===== Data records
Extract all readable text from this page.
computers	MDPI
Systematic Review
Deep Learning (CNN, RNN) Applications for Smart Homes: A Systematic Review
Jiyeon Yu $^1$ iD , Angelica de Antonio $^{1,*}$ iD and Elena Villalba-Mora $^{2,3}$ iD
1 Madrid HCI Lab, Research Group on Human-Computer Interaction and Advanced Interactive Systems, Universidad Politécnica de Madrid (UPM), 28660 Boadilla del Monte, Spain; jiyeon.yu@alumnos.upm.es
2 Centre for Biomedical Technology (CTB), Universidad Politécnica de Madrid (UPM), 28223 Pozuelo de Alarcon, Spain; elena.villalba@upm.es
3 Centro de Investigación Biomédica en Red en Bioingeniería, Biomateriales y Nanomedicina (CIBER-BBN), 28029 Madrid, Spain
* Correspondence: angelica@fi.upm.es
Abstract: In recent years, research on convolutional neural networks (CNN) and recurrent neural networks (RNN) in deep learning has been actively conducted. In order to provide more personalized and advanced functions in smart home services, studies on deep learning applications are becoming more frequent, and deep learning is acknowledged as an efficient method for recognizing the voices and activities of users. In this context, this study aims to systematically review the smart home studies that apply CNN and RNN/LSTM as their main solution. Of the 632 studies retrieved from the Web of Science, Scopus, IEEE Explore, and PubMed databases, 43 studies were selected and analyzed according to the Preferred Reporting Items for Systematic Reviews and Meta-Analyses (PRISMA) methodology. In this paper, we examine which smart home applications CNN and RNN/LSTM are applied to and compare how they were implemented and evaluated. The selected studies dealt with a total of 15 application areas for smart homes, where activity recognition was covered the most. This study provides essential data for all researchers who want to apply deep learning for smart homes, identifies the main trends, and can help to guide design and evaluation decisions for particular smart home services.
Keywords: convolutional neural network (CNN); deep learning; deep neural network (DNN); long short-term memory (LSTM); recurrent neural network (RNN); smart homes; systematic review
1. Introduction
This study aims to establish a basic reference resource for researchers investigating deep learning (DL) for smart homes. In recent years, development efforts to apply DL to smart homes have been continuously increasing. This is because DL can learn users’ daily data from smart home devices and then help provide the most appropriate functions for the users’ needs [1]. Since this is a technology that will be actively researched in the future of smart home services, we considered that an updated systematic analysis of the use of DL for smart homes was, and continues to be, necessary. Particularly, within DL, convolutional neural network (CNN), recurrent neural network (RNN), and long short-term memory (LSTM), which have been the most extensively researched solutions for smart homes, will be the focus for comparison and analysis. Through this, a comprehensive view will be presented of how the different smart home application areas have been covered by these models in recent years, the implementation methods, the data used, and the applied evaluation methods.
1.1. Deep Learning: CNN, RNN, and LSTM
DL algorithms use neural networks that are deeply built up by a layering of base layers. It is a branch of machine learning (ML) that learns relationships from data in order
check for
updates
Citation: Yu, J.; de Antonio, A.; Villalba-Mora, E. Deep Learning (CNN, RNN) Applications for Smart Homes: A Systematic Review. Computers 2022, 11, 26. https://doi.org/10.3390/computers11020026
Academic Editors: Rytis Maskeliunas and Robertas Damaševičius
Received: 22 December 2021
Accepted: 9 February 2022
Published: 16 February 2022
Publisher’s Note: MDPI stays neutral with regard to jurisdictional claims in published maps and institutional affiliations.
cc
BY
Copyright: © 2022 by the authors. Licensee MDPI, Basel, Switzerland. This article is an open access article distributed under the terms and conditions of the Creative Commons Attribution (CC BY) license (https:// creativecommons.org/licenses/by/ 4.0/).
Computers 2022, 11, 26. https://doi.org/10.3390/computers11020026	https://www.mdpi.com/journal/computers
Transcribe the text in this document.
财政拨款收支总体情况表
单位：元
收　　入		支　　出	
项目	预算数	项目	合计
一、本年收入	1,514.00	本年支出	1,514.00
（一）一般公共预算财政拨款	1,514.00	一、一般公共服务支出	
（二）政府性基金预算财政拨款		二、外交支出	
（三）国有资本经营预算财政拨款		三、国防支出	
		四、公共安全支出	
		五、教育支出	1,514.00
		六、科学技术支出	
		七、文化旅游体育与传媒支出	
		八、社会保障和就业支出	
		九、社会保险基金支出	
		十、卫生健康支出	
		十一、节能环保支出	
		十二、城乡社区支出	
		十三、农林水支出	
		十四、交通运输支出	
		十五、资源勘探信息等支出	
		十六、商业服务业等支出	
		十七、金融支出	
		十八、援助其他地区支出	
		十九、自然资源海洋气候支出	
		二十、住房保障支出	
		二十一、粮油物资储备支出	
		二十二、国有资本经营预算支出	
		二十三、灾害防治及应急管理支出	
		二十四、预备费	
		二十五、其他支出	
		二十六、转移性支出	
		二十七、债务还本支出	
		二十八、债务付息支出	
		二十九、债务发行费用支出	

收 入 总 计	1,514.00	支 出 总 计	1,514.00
==========
Prompt: Collect every line with the string "Politécnica" from the records, and copy each.

Full answer:
1 Madrid HCI Lab, Research Group on Human-Computer Interaction and Advanced Interactive Systems, Universidad Politécnica de Madrid (UPM), 28660 Boadilla del Monte, Spain; jiyeon.yu@alumnos.upm.es
2 Centre for Biomedical Technology (CTB), Universidad Politécnica de Madrid (UPM), 28223 Pozuelo de Alarcon, Spain; elena.villalba@upm.es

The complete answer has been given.